Find all the lines with "this" and gather them.

-- START OF Task inputs --

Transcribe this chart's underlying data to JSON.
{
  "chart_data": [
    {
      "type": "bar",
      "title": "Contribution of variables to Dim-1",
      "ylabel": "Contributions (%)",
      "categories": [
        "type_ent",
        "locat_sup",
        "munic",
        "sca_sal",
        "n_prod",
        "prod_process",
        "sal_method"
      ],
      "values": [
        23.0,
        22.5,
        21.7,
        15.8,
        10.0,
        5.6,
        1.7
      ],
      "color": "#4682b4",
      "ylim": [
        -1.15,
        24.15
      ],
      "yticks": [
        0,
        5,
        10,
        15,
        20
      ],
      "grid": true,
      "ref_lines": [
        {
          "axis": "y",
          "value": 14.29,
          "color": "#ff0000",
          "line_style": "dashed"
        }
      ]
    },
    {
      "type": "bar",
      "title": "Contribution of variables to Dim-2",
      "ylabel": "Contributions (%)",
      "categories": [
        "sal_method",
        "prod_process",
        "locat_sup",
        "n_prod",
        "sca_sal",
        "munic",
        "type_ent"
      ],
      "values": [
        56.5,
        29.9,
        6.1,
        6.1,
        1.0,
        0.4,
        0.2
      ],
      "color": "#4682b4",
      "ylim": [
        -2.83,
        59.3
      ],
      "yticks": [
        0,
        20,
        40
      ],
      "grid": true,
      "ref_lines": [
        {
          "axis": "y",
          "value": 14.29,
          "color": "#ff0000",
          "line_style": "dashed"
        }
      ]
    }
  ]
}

-- END OF Task inputs --
-- START OF Task inputs --

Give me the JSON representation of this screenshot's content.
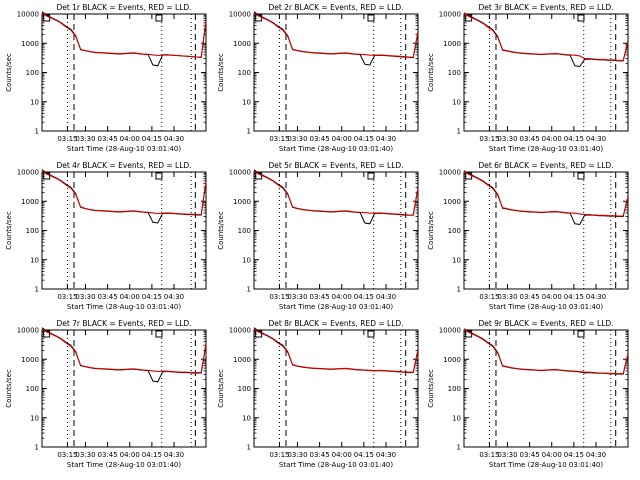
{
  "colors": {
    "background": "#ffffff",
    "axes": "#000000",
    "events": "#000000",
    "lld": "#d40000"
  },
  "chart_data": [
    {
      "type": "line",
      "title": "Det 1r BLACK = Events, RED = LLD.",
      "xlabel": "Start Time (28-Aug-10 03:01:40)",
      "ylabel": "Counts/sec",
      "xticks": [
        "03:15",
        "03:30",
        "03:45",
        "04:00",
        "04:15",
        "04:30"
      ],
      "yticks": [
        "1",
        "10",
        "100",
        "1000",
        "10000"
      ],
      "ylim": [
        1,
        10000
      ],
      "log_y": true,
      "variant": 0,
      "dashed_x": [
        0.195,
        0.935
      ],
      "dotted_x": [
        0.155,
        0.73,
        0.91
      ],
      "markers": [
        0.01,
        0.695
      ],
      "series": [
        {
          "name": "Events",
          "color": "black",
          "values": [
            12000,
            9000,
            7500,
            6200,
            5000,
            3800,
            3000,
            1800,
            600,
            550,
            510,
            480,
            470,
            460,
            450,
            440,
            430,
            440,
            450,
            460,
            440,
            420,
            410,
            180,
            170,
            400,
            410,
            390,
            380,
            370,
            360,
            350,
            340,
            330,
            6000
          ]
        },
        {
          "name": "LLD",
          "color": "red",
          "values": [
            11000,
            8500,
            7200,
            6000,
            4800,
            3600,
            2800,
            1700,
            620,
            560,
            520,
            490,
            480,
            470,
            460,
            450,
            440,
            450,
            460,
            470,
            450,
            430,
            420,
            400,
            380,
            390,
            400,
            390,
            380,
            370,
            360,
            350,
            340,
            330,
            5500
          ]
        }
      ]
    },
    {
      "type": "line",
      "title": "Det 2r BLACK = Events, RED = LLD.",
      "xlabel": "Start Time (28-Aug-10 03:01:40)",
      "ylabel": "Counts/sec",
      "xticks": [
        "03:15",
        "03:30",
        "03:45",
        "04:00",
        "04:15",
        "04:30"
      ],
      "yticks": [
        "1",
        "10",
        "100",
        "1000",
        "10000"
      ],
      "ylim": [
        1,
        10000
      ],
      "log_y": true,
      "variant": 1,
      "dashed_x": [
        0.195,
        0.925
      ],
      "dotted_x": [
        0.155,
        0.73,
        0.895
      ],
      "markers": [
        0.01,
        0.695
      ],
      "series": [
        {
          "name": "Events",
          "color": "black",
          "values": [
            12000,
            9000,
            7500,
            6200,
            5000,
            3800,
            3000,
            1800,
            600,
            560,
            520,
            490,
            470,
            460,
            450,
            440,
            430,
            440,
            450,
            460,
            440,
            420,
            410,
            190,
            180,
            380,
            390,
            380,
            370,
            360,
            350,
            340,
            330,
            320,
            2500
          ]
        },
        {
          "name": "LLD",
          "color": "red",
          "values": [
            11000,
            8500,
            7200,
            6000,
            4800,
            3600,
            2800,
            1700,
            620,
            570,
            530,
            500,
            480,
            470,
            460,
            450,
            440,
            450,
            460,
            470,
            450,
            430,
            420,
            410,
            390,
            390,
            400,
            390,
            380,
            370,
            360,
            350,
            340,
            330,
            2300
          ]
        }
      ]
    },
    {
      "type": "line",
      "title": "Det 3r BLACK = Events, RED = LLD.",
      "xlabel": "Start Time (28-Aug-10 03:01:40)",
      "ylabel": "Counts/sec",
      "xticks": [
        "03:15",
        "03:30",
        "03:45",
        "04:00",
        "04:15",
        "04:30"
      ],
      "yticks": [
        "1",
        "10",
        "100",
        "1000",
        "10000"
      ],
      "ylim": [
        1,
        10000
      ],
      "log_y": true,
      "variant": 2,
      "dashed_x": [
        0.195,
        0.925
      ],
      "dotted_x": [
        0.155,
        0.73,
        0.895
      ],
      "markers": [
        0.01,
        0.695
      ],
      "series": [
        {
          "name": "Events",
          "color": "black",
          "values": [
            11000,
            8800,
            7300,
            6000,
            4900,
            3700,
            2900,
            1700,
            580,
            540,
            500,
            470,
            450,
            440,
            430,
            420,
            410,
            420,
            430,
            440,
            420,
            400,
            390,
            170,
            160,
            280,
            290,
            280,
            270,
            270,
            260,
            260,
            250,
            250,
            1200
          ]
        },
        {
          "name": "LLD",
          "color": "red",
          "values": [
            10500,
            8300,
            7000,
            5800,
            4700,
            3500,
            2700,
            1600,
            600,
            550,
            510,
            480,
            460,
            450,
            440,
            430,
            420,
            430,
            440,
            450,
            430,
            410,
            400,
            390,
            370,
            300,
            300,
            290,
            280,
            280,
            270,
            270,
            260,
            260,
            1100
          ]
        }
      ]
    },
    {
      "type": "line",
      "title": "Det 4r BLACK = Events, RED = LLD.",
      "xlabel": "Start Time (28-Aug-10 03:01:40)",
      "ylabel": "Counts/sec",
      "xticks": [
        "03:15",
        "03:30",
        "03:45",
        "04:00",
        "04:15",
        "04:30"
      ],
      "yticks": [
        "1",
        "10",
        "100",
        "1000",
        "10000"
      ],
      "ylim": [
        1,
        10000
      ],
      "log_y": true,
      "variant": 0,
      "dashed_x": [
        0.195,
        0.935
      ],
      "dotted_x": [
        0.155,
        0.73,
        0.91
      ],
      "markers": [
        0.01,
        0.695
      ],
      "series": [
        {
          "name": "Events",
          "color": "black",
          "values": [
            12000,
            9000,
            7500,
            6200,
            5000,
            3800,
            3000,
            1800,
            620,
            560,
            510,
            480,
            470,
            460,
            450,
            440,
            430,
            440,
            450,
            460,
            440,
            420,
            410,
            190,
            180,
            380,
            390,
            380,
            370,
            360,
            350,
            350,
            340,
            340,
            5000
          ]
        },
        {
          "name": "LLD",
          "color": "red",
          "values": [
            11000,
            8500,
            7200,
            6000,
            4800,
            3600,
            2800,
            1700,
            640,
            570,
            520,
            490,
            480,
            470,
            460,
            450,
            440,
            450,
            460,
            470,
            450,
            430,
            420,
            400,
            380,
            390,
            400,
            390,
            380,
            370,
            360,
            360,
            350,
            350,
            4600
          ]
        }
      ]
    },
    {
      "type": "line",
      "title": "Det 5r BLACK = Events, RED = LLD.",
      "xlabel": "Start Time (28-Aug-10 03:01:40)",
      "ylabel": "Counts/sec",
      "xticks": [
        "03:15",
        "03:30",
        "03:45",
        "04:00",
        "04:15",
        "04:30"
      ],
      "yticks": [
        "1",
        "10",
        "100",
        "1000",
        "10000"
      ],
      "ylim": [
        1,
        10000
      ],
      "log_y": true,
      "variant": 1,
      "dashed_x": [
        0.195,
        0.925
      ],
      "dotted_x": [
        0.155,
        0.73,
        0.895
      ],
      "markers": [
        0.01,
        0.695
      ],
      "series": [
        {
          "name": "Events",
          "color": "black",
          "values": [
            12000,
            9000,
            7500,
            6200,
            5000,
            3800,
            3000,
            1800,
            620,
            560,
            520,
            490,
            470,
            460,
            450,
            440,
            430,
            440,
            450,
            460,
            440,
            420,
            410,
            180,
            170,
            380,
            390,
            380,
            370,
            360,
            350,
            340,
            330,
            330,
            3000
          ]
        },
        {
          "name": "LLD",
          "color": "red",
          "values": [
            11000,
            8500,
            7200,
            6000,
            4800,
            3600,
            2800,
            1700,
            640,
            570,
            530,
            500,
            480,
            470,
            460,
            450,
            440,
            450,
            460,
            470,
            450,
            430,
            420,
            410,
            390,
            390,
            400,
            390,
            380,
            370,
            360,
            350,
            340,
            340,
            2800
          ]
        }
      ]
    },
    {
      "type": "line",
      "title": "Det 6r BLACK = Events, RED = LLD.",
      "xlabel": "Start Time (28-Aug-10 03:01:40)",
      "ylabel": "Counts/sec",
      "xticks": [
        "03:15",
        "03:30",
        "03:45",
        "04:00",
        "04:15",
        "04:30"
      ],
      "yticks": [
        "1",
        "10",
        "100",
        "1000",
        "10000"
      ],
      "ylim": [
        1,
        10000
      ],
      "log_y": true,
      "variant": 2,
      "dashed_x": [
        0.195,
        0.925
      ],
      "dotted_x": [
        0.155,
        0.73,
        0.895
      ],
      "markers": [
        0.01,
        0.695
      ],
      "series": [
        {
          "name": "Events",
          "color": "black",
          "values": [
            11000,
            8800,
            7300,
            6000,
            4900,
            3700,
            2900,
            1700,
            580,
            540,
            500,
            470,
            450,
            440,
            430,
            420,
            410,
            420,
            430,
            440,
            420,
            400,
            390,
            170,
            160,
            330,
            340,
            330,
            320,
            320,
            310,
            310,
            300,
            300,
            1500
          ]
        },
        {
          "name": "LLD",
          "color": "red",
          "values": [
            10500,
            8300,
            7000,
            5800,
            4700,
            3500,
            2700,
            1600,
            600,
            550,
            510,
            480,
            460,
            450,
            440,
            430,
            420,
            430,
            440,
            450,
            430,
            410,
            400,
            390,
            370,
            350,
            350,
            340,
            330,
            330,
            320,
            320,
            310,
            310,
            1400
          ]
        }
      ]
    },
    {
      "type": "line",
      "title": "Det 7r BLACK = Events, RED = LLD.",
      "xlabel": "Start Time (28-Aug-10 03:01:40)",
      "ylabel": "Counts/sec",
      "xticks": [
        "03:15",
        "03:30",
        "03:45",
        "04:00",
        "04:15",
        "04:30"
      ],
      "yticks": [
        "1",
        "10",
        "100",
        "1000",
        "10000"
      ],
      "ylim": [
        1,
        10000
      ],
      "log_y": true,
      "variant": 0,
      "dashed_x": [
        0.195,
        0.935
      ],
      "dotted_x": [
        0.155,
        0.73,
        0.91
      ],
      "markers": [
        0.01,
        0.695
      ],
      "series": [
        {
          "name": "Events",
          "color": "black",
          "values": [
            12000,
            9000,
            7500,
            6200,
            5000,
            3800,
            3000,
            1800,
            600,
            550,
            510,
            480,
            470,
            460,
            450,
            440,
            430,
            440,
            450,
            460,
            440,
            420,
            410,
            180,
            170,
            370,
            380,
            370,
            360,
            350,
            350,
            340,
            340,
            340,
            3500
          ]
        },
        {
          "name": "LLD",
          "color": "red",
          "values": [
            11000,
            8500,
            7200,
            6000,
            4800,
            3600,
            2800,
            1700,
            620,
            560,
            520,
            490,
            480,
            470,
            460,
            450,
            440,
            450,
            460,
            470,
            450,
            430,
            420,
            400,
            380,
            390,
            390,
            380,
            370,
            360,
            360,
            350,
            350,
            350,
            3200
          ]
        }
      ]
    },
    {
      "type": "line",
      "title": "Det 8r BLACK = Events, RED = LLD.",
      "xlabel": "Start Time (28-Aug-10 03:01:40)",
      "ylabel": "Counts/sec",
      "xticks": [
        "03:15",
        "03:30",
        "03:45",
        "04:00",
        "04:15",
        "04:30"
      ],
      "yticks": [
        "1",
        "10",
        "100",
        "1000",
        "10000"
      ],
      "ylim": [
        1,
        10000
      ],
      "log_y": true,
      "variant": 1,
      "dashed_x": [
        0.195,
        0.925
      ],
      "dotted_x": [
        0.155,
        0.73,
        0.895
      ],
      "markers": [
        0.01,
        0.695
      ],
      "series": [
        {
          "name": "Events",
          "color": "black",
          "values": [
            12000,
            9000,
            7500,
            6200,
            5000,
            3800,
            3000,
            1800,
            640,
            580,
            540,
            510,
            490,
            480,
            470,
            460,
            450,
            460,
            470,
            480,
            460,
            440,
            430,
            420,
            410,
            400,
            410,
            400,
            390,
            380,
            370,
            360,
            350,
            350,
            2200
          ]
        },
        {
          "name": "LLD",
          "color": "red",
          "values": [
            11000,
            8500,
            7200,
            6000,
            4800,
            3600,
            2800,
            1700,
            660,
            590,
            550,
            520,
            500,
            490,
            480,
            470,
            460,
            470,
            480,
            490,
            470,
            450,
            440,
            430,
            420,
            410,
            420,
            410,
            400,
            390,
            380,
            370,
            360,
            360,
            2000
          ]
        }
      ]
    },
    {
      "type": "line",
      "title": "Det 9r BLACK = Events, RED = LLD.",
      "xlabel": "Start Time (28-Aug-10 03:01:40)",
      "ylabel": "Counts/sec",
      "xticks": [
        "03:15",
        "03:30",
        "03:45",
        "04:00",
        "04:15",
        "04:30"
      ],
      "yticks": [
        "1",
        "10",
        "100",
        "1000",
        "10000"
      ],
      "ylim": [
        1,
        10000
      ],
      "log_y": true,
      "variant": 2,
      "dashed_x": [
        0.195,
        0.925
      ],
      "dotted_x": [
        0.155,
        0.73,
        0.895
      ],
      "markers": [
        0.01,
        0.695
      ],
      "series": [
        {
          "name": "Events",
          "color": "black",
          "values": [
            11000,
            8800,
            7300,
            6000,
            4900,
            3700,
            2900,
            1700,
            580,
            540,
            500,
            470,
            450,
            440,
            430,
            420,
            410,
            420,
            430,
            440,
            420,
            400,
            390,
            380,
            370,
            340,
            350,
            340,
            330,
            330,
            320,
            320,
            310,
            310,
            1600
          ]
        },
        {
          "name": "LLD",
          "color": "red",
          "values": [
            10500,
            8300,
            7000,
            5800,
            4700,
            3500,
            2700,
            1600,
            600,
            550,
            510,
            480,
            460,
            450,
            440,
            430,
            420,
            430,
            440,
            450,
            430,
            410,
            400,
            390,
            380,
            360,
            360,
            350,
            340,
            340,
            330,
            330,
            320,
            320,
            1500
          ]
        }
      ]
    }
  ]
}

-- END OF Task inputs --

__Solved exercise__
Transcribe this chart's underlying data to JSON.
Give me the JSON representation of this screenshot's content.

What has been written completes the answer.